* Directions *
Recast the lines from the first one through the line holding "The card member 280 is at (620, 227).", inclusive, as a Markdown table with the columns Row and Line text, leaving out any blank lines.

[Start of Data in this exercise]

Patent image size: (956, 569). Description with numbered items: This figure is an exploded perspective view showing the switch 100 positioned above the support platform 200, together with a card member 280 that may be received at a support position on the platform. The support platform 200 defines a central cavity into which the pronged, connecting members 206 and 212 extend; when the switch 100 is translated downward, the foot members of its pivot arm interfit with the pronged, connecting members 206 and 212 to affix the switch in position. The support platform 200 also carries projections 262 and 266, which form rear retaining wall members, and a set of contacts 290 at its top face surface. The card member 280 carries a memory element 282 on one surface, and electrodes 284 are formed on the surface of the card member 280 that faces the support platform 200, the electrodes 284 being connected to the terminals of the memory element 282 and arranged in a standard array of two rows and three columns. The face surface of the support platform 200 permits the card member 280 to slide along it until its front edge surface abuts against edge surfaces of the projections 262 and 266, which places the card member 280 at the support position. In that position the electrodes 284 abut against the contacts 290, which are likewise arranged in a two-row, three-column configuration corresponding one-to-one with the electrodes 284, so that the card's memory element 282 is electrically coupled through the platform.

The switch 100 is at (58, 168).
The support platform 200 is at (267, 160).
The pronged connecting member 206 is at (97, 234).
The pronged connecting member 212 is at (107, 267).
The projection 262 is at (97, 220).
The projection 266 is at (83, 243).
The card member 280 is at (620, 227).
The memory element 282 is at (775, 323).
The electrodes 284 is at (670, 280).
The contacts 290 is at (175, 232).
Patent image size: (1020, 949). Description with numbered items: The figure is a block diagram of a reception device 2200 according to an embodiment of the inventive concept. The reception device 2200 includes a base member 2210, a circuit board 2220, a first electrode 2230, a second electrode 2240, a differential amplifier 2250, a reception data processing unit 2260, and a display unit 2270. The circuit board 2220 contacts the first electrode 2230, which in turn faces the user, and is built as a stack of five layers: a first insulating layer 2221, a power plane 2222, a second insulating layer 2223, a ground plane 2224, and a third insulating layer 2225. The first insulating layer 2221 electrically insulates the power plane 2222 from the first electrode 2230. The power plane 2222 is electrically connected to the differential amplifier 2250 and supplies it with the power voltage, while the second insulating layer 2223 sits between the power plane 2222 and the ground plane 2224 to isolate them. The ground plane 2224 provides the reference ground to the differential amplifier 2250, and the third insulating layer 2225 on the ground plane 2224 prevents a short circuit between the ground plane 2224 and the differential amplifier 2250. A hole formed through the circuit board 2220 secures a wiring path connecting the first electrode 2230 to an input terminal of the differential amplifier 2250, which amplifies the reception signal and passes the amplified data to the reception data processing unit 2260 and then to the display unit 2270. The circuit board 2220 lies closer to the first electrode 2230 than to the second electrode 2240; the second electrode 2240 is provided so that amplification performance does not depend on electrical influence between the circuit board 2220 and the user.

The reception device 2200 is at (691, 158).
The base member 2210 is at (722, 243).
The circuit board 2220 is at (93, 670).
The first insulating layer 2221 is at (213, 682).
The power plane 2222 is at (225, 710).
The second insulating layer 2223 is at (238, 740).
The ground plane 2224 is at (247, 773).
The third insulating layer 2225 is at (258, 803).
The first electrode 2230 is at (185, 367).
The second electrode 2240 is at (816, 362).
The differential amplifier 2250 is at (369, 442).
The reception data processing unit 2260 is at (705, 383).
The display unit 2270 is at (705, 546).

[End of Data in this exercise]

* Response for this exercise *
| Row | Line text |
|---|---|
| 1 | Patent image size: (956, 569). Description with numbered items: This figure is an exploded perspective view showing the switch 100 positioned above the support platform 200, together with a card member 280 that may be received at a support position on the platform. The support platform 200 defines a central cavity into which the pronged, connecting members 206 and 212 extend; when the switch 100 is translated downward, the foot members of its pivot arm interfit with the pronged, connecting members 206 and 212 to affix the switch in position. The support platform 200 also carries projections 262 and 266, which form rear retaining wall members, and a set of contacts 290 at its top face surface. The card member 280 carries a memory element 282 on one surface, and electrodes 284 are formed on the surface of the card member 280 that faces the support platform 200, the electrodes 284 being connected to the terminals of the memory element 282 and arranged in a standard array of two rows and three columns. The face surface of the support platform 200 permits the card member 280 to slide along it until its front edge surface abuts against edge surfaces of the projections 262 and 266, which places the card member 280 at the support position. In that position the electrodes 284 abut against the contacts 290, which are likewise arranged in a two-row, three-column configuration corresponding one-to-one with the electrodes 284, so that the card's memory element 282 is electrically coupled through the platform. |
| 2 | The switch 100 is at (58, 168). |
| 3 | The support platform 200 is at (267, 160). |
| 4 | The pronged connecting member 206 is at (97, 234). |
| 5 | The pronged connecting member 212 is at (107, 267). |
| 6 | The projection 262 is at (97, 220). |
| 7 | The projection 266 is at (83, 243). |
| 8 | The card member 280 is at (620, 227). |